_Task_.
Copy all of the material exactly. Pictures are not to appear in the copy.

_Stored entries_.
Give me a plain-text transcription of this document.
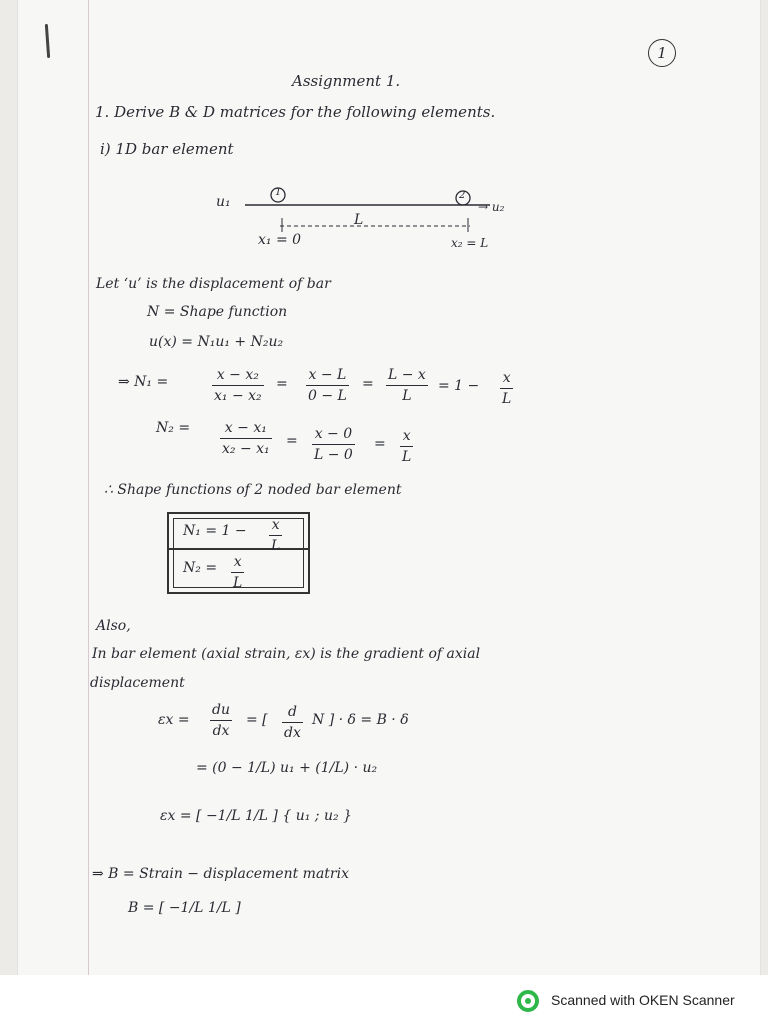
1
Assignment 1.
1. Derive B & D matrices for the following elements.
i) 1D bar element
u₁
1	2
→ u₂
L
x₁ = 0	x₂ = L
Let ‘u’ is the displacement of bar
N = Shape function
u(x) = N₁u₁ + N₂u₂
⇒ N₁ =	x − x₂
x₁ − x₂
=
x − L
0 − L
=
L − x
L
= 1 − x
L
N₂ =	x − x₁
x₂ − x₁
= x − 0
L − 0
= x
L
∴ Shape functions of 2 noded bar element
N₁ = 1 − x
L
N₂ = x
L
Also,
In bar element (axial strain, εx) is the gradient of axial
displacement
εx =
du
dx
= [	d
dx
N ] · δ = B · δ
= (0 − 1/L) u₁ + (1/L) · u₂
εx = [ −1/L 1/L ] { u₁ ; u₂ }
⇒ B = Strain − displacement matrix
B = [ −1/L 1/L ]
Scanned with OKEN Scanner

_Exercise output_.
Give me a plain-text transcription of this document.
1
Assignment 1.
1. Derive B & D matrices for the following elements.
i) 1D bar element
u₁
1	2
→ u₂
L
x₁ = 0	x₂ = L
Let ‘u’ is the displacement of bar
N = Shape function
u(x) = N₁u₁ + N₂u₂
⇒ N₁ =	x − x₂
x₁ − x₂
=
x − L
0 − L
=
L − x
L
= 1 − x
L
N₂ =	x − x₁
x₂ − x₁
= x − 0
L − 0
= x
L
∴ Shape functions of 2 noded bar element
N₁ = 1 − x
L
N₂ = x
L
Also,
In bar element (axial strain, εx) is the gradient of axial
displacement
εx =
du
dx
= [	d
dx
N ] · δ = B · δ
= (0 − 1/L) u₁ + (1/L) · u₂
εx = [ −1/L 1/L ] { u₁ ; u₂ }
⇒ B = Strain − displacement matrix
B = [ −1/L 1/L ]
Scanned with OKEN Scanner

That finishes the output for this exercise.